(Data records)

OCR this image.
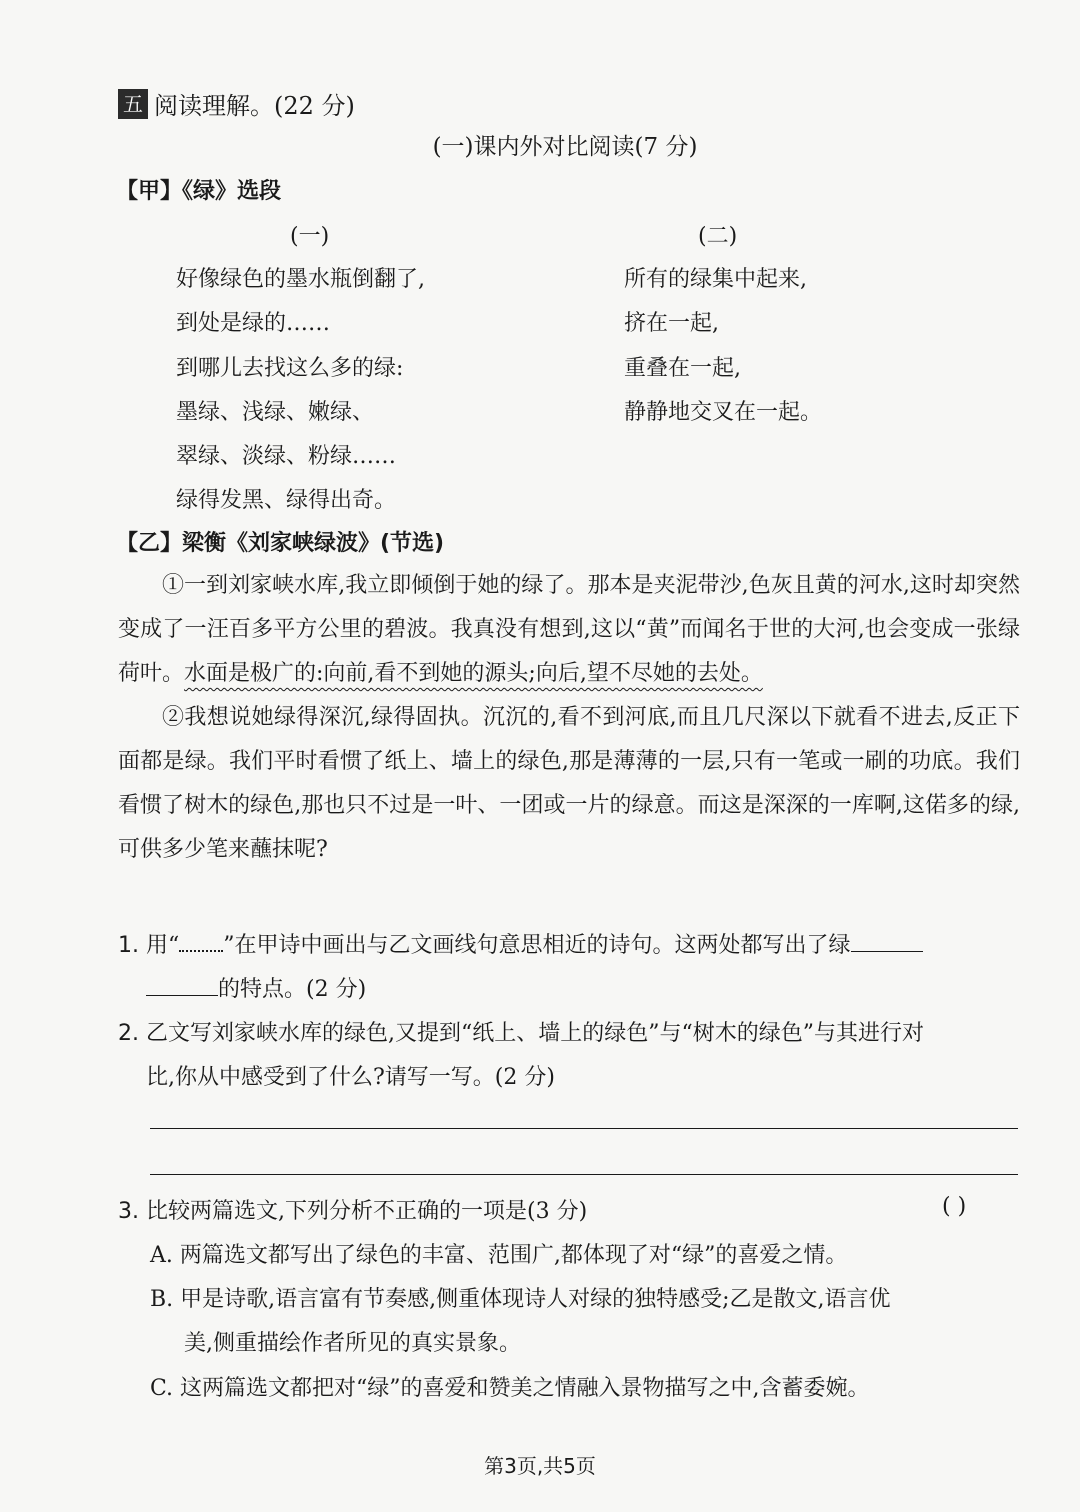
五 阅读理解。(22 分)
(一)课内外对比阅读(7 分)
【甲】《绿》选段
(一)	(二)
好像绿色的墨水瓶倒翻了,
到处是绿的……
到哪儿去找这么多的绿:
墨绿、浅绿、嫩绿、
翠绿、淡绿、粉绿……
绿得发黑、绿得出奇。
所有的绿集中起来,
挤在一起,
重叠在一起,
静静地交叉在一起。
【乙】梁衡《刘家峡绿波》(节选)

①一到刘家峡水库,我立即倾倒于她的绿了。那本是夹泥带沙,色灰且黄的河水,这时却突然变成了一汪百多平方公里的碧波。我真没有想到,这以“黄”而闻名于世的大河,也会变成一张绿荷叶。水面是极广的:向前,看不到她的源头;向后,望不尽她的去处。

②我想说她绿得深沉,绿得固执。沉沉的,看不到河底,而且几尺深以下就看不进去,反正下面都是绿。我们平时看惯了纸上、墙上的绿色,那是薄薄的一层,只有一笔或一刷的功底。我们看惯了树木的绿色,那也只不过是一叶、一团或一片的绿意。而这是深深的一库啊,这偌多的绿,可供多少笔来蘸抹呢?

1. 用“ ”在甲诗中画出与乙文画线句意思相近的诗句。这两处都写出了绿
的特点。(2 分)
2. 乙文写刘家峡水库的绿色,又提到“纸上、墙上的绿色”与“树木的绿色”与其进行对
比,你从中感受到了什么?请写一写。(2 分)
3. 比较两篇选文,下列分析不正确的一项是(3 分)	( )
A. 两篇选文都写出了绿色的丰富、范围广,都体现了对“绿”的喜爱之情。
B. 甲是诗歌,语言富有节奏感,侧重体现诗人对绿的独特感受;乙是散文,语言优
美,侧重描绘作者所见的真实景象。
C. 这两篇选文都把对“绿”的喜爱和赞美之情融入景物描写之中,含蓄委婉。
第3页,共5页
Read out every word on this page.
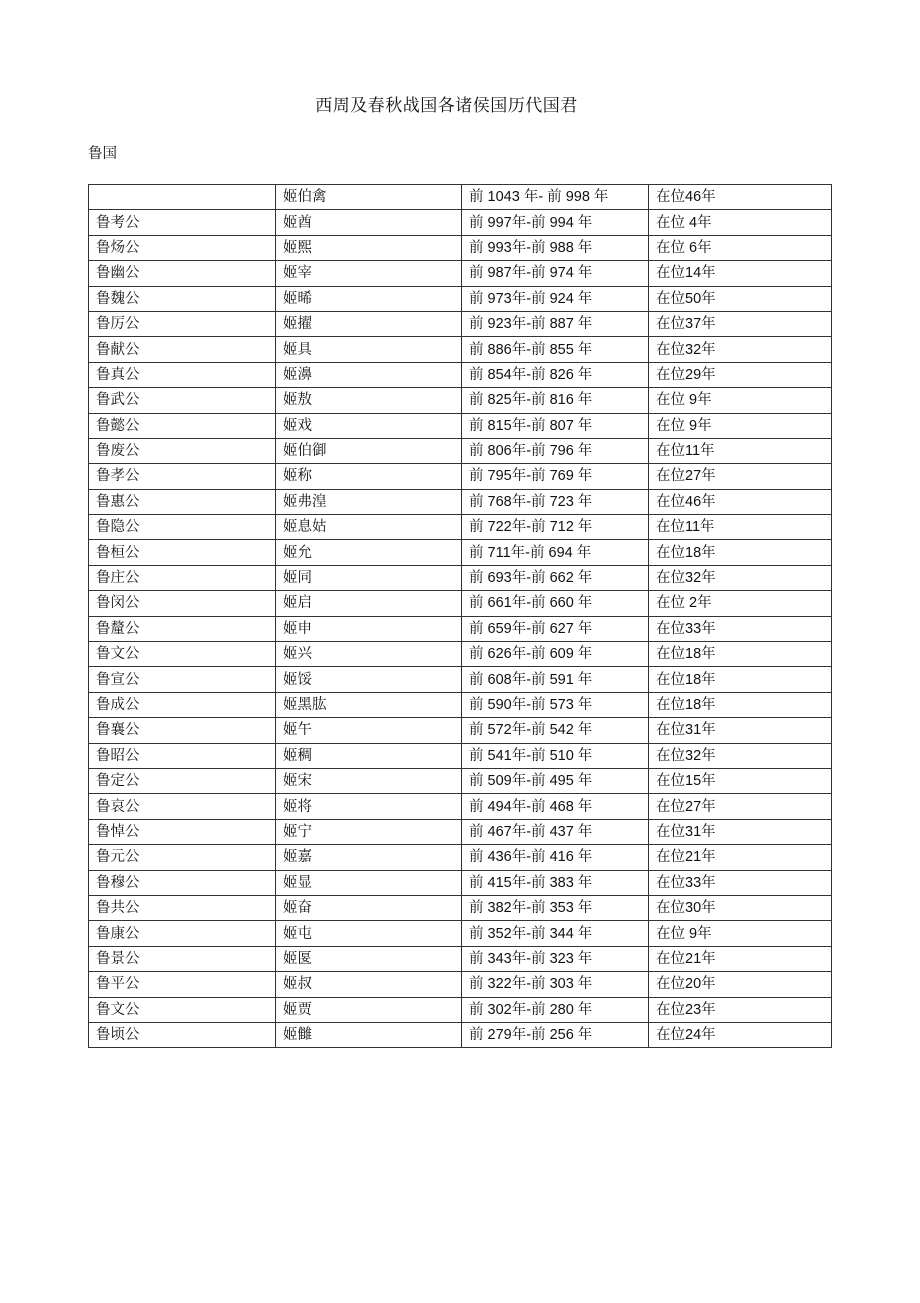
西周及春秋战国各诸侯国历代国君
鲁国
	姬伯禽	前 1043 年- 前 998 年	在位46年
鲁考公	姬酋	前 997年-前 994 年	在位 4年
鲁炀公	姬熙	前 993年-前 988 年	在位 6年
鲁幽公	姬宰	前 987年-前 974 年	在位14年
鲁魏公	姬晞	前 973年-前 924 年	在位50年
鲁厉公	姬擢	前 923年-前 887 年	在位37年
鲁献公	姬具	前 886年-前 855 年	在位32年
鲁真公	姬濞	前 854年-前 826 年	在位29年
鲁武公	姬敖	前 825年-前 816 年	在位 9年
鲁懿公	姬戏	前 815年-前 807 年	在位 9年
鲁废公	姬伯御	前 806年-前 796 年	在位11年
鲁孝公	姬称	前 795年-前 769 年	在位27年
鲁惠公	姬弗湟	前 768年-前 723 年	在位46年
鲁隐公	姬息姑	前 722年-前 712 年	在位11年
鲁桓公	姬允	前 711年-前 694 年	在位18年
鲁庄公	姬同	前 693年-前 662 年	在位32年
鲁闵公	姬启	前 661年-前 660 年	在位 2年
鲁釐公	姬申	前 659年-前 627 年	在位33年
鲁文公	姬兴	前 626年-前 609 年	在位18年
鲁宣公	姬馁	前 608年-前 591 年	在位18年
鲁成公	姬黑肱	前 590年-前 573 年	在位18年
鲁襄公	姬午	前 572年-前 542 年	在位31年
鲁昭公	姬稠	前 541年-前 510 年	在位32年
鲁定公	姬宋	前 509年-前 495 年	在位15年
鲁哀公	姬将	前 494年-前 468 年	在位27年
鲁悼公	姬宁	前 467年-前 437 年	在位31年
鲁元公	姬嘉	前 436年-前 416 年	在位21年
鲁穆公	姬显	前 415年-前 383 年	在位33年
鲁共公	姬奋	前 382年-前 353 年	在位30年
鲁康公	姬屯	前 352年-前 344 年	在位 9年
鲁景公	姬匽	前 343年-前 323 年	在位21年
鲁平公	姬叔	前 322年-前 303 年	在位20年
鲁文公	姬贾	前 302年-前 280 年	在位23年
鲁顷公	姬雠	前 279年-前 256 年	在位24年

Set task: What is the number of lines in the listing above that contain the string "墙上的绿色"? Give only the number.

Task answer: 2